**AIM OF THE TASK:** Strip out the pictures and transcribe the records that follow exactly.

**EXTRACTED DATA:**
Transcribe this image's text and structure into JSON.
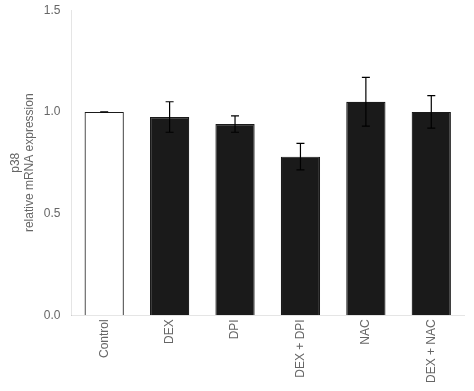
{
  "chart_data": {
    "type": "bar",
    "categories": [
      "Control",
      "DEX",
      "DPI",
      "DEX + DPI",
      "NAC",
      "DEX + NAC"
    ],
    "values": [
      1.0,
      0.975,
      0.94,
      0.78,
      1.05,
      1.0
    ],
    "errors": [
      0.0,
      0.075,
      0.04,
      0.065,
      0.12,
      0.08
    ],
    "colors": [
      "white",
      "#1a1a1a",
      "#1a1a1a",
      "#1a1a1a",
      "#1a1a1a",
      "#1a1a1a"
    ],
    "ylabel": [
      "p38",
      "relative mRNA expression"
    ],
    "ylim": [
      0,
      1.5
    ],
    "yticks": [
      {
        "value": 0.0,
        "label": "0.0"
      },
      {
        "value": 0.5,
        "label": "0.5"
      },
      {
        "value": 1.0,
        "label": "1.0"
      },
      {
        "value": 1.5,
        "label": "1.5"
      }
    ],
    "grid": false
  }
}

**OUTPUT OF THE EXERCISE:**
Transcribe this image's text and structure into JSON.
{
  "chart_data": {
    "type": "bar",
    "categories": [
      "Control",
      "DEX",
      "DPI",
      "DEX + DPI",
      "NAC",
      "DEX + NAC"
    ],
    "values": [
      1.0,
      0.975,
      0.94,
      0.78,
      1.05,
      1.0
    ],
    "errors": [
      0.0,
      0.075,
      0.04,
      0.065,
      0.12,
      0.08
    ],
    "colors": [
      "white",
      "#1a1a1a",
      "#1a1a1a",
      "#1a1a1a",
      "#1a1a1a",
      "#1a1a1a"
    ],
    "ylabel": [
      "p38",
      "relative mRNA expression"
    ],
    "ylim": [
      0,
      1.5
    ],
    "yticks": [
      {
        "value": 0.0,
        "label": "0.0"
      },
      {
        "value": 0.5,
        "label": "0.5"
      },
      {
        "value": 1.0,
        "label": "1.0"
      },
      {
        "value": 1.5,
        "label": "1.5"
      }
    ],
    "grid": false
  }
}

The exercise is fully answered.